Request:
Copy every line with the string "JSON" in it.

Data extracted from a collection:

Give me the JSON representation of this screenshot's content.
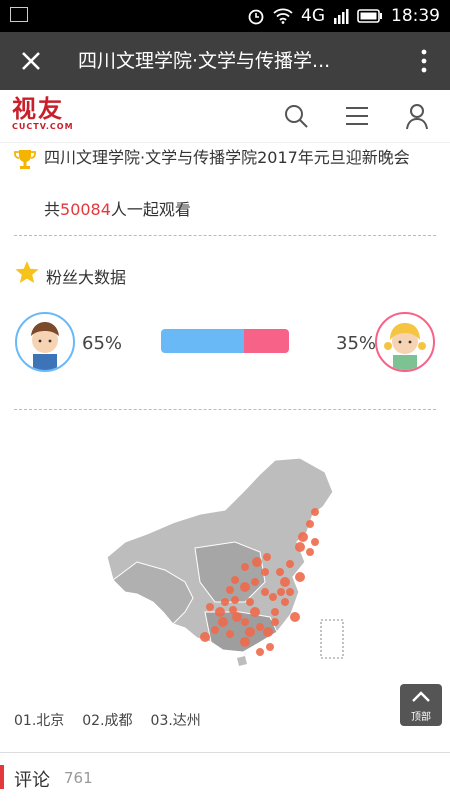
{
  "status_bar": {
    "network": "4G",
    "time": "18:39"
  },
  "app_bar": {
    "title": "四川文理学院·文学与传播学..."
  },
  "site": {
    "logo_cn": "视友",
    "logo_en": "CUCTV.COM"
  },
  "event": {
    "title": "四川文理学院·文学与传播学院2017年元旦迎新晚会",
    "viewers_prefix": "共",
    "viewers_count": "50084",
    "viewers_suffix": "人一起观看"
  },
  "fans": {
    "title": "粉丝大数据",
    "male_percent_label": "65%",
    "female_percent_label": "35%",
    "male_share": 0.65,
    "female_share": 0.35,
    "colors": {
      "male": "#6ab9f7",
      "female": "#f76288"
    }
  },
  "map": {
    "top_cities": [
      "01.北京",
      "02.成都",
      "03.达州"
    ],
    "dot_color": "#ee6a4b"
  },
  "top_button": {
    "label": "顶部"
  },
  "comments": {
    "label": "评论",
    "count": "761"
  }
}
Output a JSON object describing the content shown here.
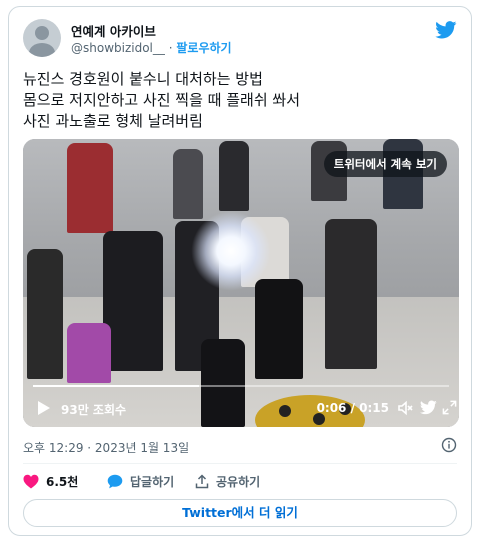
{
  "author": {
    "display_name": "연예계 아카이브",
    "handle": "@showbizidol__",
    "separator": "·",
    "follow_label": "팔로우하기"
  },
  "tweet": {
    "lines": [
      "뉴진스 경호원이 붙수니 대처하는 방법",
      "몸으로 저지안하고 사진 찍을 때 플래쉬 쏴서",
      "사진 과노출로 형체 날려버림"
    ],
    "timestamp": "오후 12:29 · 2023년 1월 13일"
  },
  "video": {
    "overlay_label": "트위터에서 계속 보기",
    "views": "93만 조회수",
    "time": "0:06 / 0:15",
    "progress": 0.4
  },
  "actions": {
    "like_count": "6.5천",
    "reply_label": "답글하기",
    "share_label": "공유하기"
  },
  "read_more_label": "Twitter에서 더 읽기",
  "colors": {
    "accent": "#1d9bf0",
    "like": "#f91880",
    "link": "#006fd6",
    "muted": "#536471"
  }
}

The response:
Give me the JSON representation of this screenshot's content.
Output a JSON object describing the content shown here.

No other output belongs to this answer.